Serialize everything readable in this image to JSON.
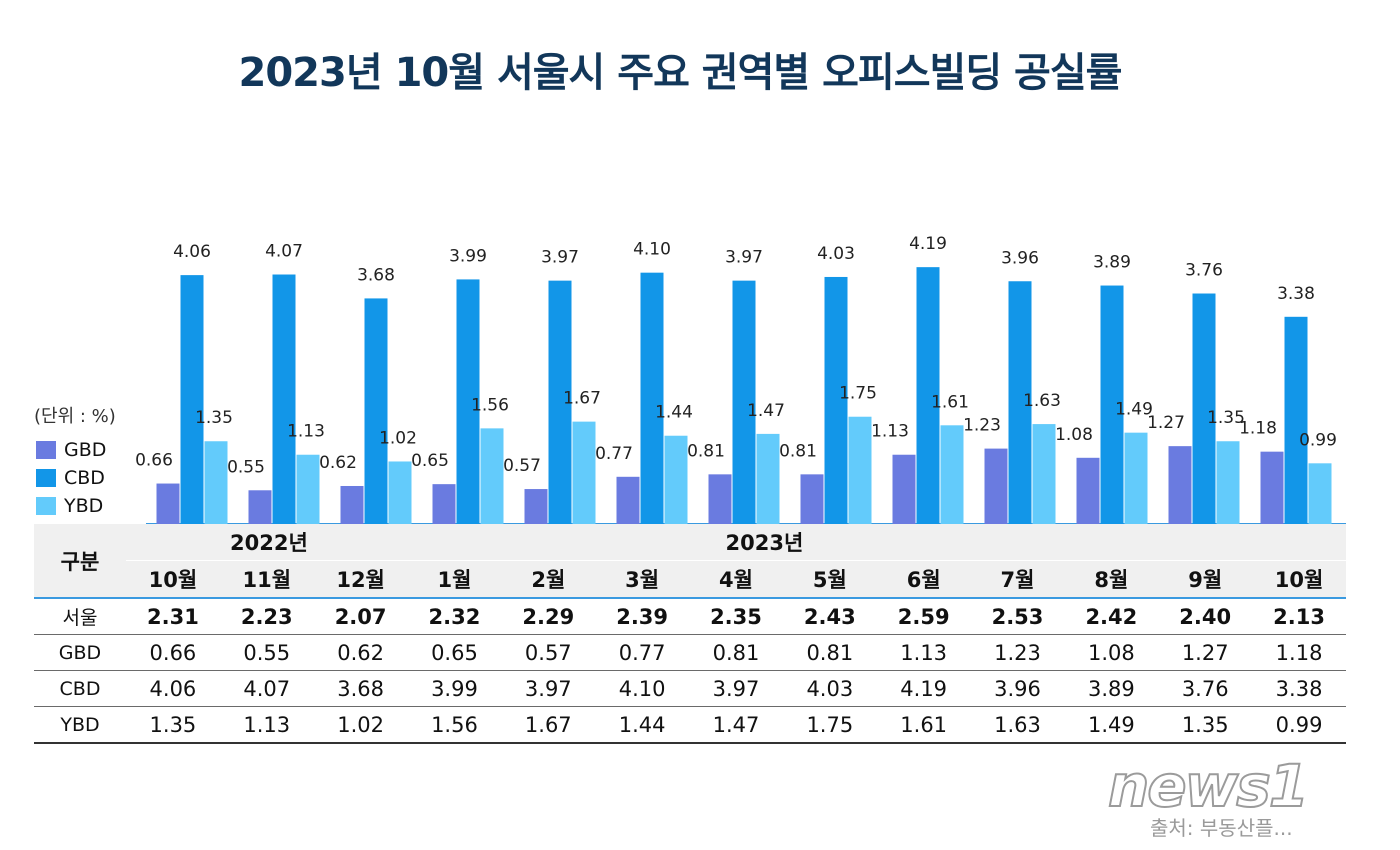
{
  "title": "2023년 10월 서울시 주요 권역별 오피스빌딩 공실률",
  "unit_label": "(단위 : %)",
  "colors": {
    "GBD": "#6a7be0",
    "CBD": "#1296e8",
    "YBD": "#63cbfb",
    "title": "#12375a"
  },
  "chart_data": {
    "type": "bar",
    "title": "2023년 10월 서울시 주요 권역별 오피스빌딩 공실률",
    "categories": [
      "10월",
      "11월",
      "12월",
      "1월",
      "2월",
      "3월",
      "4월",
      "5월",
      "6월",
      "7월",
      "8월",
      "9월",
      "10월"
    ],
    "year_groups": [
      {
        "label": "2022년",
        "months": [
          "10월",
          "11월",
          "12월"
        ]
      },
      {
        "label": "2023년",
        "months": [
          "1월",
          "2월",
          "3월",
          "4월",
          "5월",
          "6월",
          "7월",
          "8월",
          "9월",
          "10월"
        ]
      }
    ],
    "series": [
      {
        "name": "GBD",
        "values": [
          "0.66",
          "0.55",
          "0.62",
          "0.65",
          "0.57",
          "0.77",
          "0.81",
          "0.81",
          "1.13",
          "1.23",
          "1.08",
          "1.27",
          "1.18"
        ]
      },
      {
        "name": "CBD",
        "values": [
          "4.06",
          "4.07",
          "3.68",
          "3.99",
          "3.97",
          "4.10",
          "3.97",
          "4.03",
          "4.19",
          "3.96",
          "3.89",
          "3.76",
          "3.38"
        ]
      },
      {
        "name": "YBD",
        "values": [
          "1.35",
          "1.13",
          "1.02",
          "1.56",
          "1.67",
          "1.44",
          "1.47",
          "1.75",
          "1.61",
          "1.63",
          "1.49",
          "1.35",
          "0.99"
        ]
      }
    ],
    "ylim": [
      0,
      4.5
    ],
    "legend": "left"
  },
  "table": {
    "header_label": "구분",
    "year_2022": "2022년",
    "year_2023": "2023년",
    "rows": [
      {
        "label": "서울",
        "values": [
          "2.31",
          "2.23",
          "2.07",
          "2.32",
          "2.29",
          "2.39",
          "2.35",
          "2.43",
          "2.59",
          "2.53",
          "2.42",
          "2.40",
          "2.13"
        ]
      },
      {
        "label": "GBD",
        "values": [
          "0.66",
          "0.55",
          "0.62",
          "0.65",
          "0.57",
          "0.77",
          "0.81",
          "0.81",
          "1.13",
          "1.23",
          "1.08",
          "1.27",
          "1.18"
        ]
      },
      {
        "label": "CBD",
        "values": [
          "4.06",
          "4.07",
          "3.68",
          "3.99",
          "3.97",
          "4.10",
          "3.97",
          "4.03",
          "4.19",
          "3.96",
          "3.89",
          "3.76",
          "3.38"
        ]
      },
      {
        "label": "YBD",
        "values": [
          "1.35",
          "1.13",
          "1.02",
          "1.56",
          "1.67",
          "1.44",
          "1.47",
          "1.75",
          "1.61",
          "1.63",
          "1.49",
          "1.35",
          "0.99"
        ]
      }
    ]
  },
  "footer": {
    "logo": "news1",
    "source": "출처: 부동산플..."
  }
}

━━━━━━

# [WHAT TO WORK ON]
Write out each entry exactly as given, omitting any picture.

# [THE ANSWER]
Serialize everything readable in this image to JSON.
{
  "title": "2023년 10월 서울시 주요 권역별 오피스빌딩 공실률",
  "unit_label": "(단위 : %)",
  "colors": {
    "GBD": "#6a7be0",
    "CBD": "#1296e8",
    "YBD": "#63cbfb",
    "title": "#12375a"
  },
  "chart_data": {
    "type": "bar",
    "title": "2023년 10월 서울시 주요 권역별 오피스빌딩 공실률",
    "categories": [
      "10월",
      "11월",
      "12월",
      "1월",
      "2월",
      "3월",
      "4월",
      "5월",
      "6월",
      "7월",
      "8월",
      "9월",
      "10월"
    ],
    "year_groups": [
      {
        "label": "2022년",
        "months": [
          "10월",
          "11월",
          "12월"
        ]
      },
      {
        "label": "2023년",
        "months": [
          "1월",
          "2월",
          "3월",
          "4월",
          "5월",
          "6월",
          "7월",
          "8월",
          "9월",
          "10월"
        ]
      }
    ],
    "series": [
      {
        "name": "GBD",
        "values": [
          "0.66",
          "0.55",
          "0.62",
          "0.65",
          "0.57",
          "0.77",
          "0.81",
          "0.81",
          "1.13",
          "1.23",
          "1.08",
          "1.27",
          "1.18"
        ]
      },
      {
        "name": "CBD",
        "values": [
          "4.06",
          "4.07",
          "3.68",
          "3.99",
          "3.97",
          "4.10",
          "3.97",
          "4.03",
          "4.19",
          "3.96",
          "3.89",
          "3.76",
          "3.38"
        ]
      },
      {
        "name": "YBD",
        "values": [
          "1.35",
          "1.13",
          "1.02",
          "1.56",
          "1.67",
          "1.44",
          "1.47",
          "1.75",
          "1.61",
          "1.63",
          "1.49",
          "1.35",
          "0.99"
        ]
      }
    ],
    "ylim": [
      0,
      4.5
    ],
    "legend": "left"
  },
  "table": {
    "header_label": "구분",
    "year_2022": "2022년",
    "year_2023": "2023년",
    "rows": [
      {
        "label": "서울",
        "values": [
          "2.31",
          "2.23",
          "2.07",
          "2.32",
          "2.29",
          "2.39",
          "2.35",
          "2.43",
          "2.59",
          "2.53",
          "2.42",
          "2.40",
          "2.13"
        ]
      },
      {
        "label": "GBD",
        "values": [
          "0.66",
          "0.55",
          "0.62",
          "0.65",
          "0.57",
          "0.77",
          "0.81",
          "0.81",
          "1.13",
          "1.23",
          "1.08",
          "1.27",
          "1.18"
        ]
      },
      {
        "label": "CBD",
        "values": [
          "4.06",
          "4.07",
          "3.68",
          "3.99",
          "3.97",
          "4.10",
          "3.97",
          "4.03",
          "4.19",
          "3.96",
          "3.89",
          "3.76",
          "3.38"
        ]
      },
      {
        "label": "YBD",
        "values": [
          "1.35",
          "1.13",
          "1.02",
          "1.56",
          "1.67",
          "1.44",
          "1.47",
          "1.75",
          "1.61",
          "1.63",
          "1.49",
          "1.35",
          "0.99"
        ]
      }
    ]
  },
  "footer": {
    "logo": "news1",
    "source": "출처: 부동산플..."
  }
}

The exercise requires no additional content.